== Source document ==
++++++++++

I’ve been thinking about what it takes to ‘see pictures’. People will tell you that ‘pictures are all around us’ and yet I find that few are able to consistently find them. Why is that?
Personally I feel as though I go through my day with blinkers on, really only paying attention to the things that I need to pay attention to in the specific moment. The things on the periphery are ignored in an effort to get onto whatever is next as expediently as possible.
This is a sentiment that I found echoed in ‘Sketch‘ in which the author, France Belleville-Van Stone has this to say:
Most of us have acquired, with time, the capacity to “tune out” the things around us. This faculty to conveniently ignore the things that don’e “matter” allows us to live without being constantly bombarded with visual stimuli. We need to be able to drive or walk without being distracted by the slightest object in our field of vision.

++++++++++

== Material provided ==

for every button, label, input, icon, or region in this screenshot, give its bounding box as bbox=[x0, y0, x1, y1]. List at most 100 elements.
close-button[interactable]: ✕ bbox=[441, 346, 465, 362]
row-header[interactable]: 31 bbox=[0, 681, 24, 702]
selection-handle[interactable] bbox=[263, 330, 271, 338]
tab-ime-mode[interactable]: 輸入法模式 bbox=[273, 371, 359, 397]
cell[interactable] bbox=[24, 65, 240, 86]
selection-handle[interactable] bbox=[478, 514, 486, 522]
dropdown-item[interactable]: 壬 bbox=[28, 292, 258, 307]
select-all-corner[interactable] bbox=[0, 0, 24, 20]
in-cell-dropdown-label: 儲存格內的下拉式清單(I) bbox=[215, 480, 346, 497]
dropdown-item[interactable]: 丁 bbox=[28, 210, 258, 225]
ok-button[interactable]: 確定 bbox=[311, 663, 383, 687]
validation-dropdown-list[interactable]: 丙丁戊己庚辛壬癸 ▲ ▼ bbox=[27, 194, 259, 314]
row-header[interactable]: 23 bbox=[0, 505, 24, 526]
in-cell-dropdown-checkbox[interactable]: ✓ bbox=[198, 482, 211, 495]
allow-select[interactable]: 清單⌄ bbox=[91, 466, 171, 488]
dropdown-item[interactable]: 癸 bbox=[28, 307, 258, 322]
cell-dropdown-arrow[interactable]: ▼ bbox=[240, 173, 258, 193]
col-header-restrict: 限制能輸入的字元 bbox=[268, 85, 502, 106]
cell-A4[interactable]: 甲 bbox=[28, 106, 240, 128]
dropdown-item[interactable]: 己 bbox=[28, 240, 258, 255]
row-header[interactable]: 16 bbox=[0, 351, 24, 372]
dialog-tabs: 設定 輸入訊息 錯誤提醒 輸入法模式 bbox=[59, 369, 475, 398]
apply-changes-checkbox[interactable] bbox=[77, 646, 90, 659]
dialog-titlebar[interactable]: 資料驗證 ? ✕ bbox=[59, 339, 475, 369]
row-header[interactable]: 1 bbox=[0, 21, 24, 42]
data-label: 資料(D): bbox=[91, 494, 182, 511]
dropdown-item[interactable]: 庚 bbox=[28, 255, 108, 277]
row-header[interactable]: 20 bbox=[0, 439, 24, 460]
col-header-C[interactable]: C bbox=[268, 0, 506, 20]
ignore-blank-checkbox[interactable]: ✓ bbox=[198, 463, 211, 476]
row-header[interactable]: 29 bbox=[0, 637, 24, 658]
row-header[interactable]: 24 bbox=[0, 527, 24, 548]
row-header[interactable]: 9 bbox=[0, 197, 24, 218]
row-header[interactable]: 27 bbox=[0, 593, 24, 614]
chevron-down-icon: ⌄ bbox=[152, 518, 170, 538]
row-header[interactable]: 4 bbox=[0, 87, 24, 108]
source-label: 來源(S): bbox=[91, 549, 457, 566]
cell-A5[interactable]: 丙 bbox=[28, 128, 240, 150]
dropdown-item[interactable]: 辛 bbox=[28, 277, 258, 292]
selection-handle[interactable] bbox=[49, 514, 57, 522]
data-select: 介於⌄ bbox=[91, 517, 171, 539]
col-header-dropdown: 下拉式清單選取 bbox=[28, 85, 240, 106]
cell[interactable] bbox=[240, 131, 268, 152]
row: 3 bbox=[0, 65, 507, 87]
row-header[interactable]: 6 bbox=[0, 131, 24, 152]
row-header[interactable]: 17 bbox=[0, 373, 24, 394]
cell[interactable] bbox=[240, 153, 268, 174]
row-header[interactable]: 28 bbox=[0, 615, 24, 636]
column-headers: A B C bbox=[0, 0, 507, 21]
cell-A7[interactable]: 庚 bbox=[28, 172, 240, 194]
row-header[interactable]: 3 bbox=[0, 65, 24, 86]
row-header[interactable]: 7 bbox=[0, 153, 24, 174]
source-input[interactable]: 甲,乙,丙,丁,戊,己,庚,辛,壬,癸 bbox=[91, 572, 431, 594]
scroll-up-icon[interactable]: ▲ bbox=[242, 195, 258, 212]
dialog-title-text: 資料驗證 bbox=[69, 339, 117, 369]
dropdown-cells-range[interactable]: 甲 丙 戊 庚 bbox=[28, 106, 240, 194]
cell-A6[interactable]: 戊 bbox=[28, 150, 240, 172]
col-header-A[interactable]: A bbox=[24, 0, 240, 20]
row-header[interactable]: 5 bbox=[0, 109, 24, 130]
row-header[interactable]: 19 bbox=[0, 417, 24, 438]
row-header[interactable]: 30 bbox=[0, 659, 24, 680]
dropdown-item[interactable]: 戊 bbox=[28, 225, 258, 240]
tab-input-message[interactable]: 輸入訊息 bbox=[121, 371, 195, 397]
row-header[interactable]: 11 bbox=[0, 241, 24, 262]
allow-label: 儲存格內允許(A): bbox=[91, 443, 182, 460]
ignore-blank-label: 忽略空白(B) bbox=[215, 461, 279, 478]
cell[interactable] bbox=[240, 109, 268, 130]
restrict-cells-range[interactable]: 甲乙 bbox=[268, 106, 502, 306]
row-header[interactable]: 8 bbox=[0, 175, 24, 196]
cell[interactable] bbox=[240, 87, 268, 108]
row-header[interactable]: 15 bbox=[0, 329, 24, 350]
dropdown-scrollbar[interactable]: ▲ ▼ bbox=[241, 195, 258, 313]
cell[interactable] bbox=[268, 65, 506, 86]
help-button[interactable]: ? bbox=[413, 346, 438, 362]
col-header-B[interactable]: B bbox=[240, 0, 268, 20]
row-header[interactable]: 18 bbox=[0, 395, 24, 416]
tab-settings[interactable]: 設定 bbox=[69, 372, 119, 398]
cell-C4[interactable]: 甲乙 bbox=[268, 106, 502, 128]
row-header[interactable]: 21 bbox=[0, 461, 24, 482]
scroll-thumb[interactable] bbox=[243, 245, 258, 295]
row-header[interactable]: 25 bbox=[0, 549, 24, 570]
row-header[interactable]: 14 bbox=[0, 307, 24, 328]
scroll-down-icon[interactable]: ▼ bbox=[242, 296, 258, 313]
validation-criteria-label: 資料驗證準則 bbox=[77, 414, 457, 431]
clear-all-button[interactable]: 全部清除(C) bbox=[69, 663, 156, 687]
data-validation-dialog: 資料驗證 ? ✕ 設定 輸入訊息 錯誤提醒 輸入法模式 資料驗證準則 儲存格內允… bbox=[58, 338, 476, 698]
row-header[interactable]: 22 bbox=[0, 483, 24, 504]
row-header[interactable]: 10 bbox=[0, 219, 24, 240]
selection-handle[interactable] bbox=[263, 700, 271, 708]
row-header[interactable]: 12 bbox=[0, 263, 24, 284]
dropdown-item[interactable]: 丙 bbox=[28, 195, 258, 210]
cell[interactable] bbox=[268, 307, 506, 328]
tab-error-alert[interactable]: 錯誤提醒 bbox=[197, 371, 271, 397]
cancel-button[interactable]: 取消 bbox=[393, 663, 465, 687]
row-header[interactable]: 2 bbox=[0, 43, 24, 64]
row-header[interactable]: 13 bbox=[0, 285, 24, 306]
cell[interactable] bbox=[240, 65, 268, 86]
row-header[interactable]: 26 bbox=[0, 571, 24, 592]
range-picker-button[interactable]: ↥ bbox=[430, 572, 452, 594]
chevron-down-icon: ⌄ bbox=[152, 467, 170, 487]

++++++++++

== Task details ==
Extend the essay above on learning to see pictures, starting right after its final sentence.

== Exercise output ==
As adults we have trained ourselves to disregard the landscape around us in order to keep a certain focus, that is, where are we going, how we are going to answer questions during an upcoming interview, how not to trip in those brand new heels so as to avoid public embarrassment.
Jay Maisel seems to have this problem of seeing licked licked. He always carries his camera with him and is always looking for, and finding, pictures. How does he do that? He seems to have retained a child like curiosity in everything around him.
For me this enhanced way of seeing is most easily achieved when I put myself in new situations, where things are strange or scary or strange and scary. It’s amazing to me how I seem to notice everything when I’m in potentially dangerous situations – balancing precariously on rocks in the ocean before dawn, walking along the beach when it’s so foggy I can hear but can’t see the breaking waves or walking through a forest in the near dark hoping that I’m still on the trail. In these circumstances I have a heightened sense of awareness, time slows down, and I can pay attention to an enormous amount of detail. Interestingly this sense of awareness persists, so that I find that I ‘see’ pictures when I’m on my way home in a way that I didn’t an hour or so earlier.
Have you experienced this sensation? How do you get into the ‘picture taking, seeing zone’?